§ **Do this**: All of the material below is to be retyped exactly.

§ **Extracted data**:
-=-=-=-=-

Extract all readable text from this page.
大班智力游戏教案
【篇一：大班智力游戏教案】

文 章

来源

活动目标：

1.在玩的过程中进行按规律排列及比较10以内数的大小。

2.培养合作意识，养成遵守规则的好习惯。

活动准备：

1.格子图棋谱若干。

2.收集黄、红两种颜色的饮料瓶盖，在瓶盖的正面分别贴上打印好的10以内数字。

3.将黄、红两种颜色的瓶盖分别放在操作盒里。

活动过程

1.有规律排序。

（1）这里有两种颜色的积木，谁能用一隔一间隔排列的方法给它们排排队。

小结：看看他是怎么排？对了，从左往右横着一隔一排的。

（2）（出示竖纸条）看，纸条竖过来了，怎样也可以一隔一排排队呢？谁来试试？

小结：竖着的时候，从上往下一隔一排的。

-=-=-=-=-

§ **Result of the exercise**:
Extract all readable text from this page.
大班智力游戏教案
【篇一：大班智力游戏教案】

文 章

来源

活动目标：

1.在玩的过程中进行按规律排列及比较10以内数的大小。

2.培养合作意识，养成遵守规则的好习惯。

活动准备：

1.格子图棋谱若干。

2.收集黄、红两种颜色的饮料瓶盖，在瓶盖的正面分别贴上打印好的10以内数字。

3.将黄、红两种颜色的瓶盖分别放在操作盒里。

活动过程

1.有规律排序。

（1）这里有两种颜色的积木，谁能用一隔一间隔排列的方法给它们排排队。

小结：看看他是怎么排？对了，从左往右横着一隔一排的。

（2）（出示竖纸条）看，纸条竖过来了，怎样也可以一隔一排排队呢？谁来试试？

小结：竖着的时候，从上往下一隔一排的。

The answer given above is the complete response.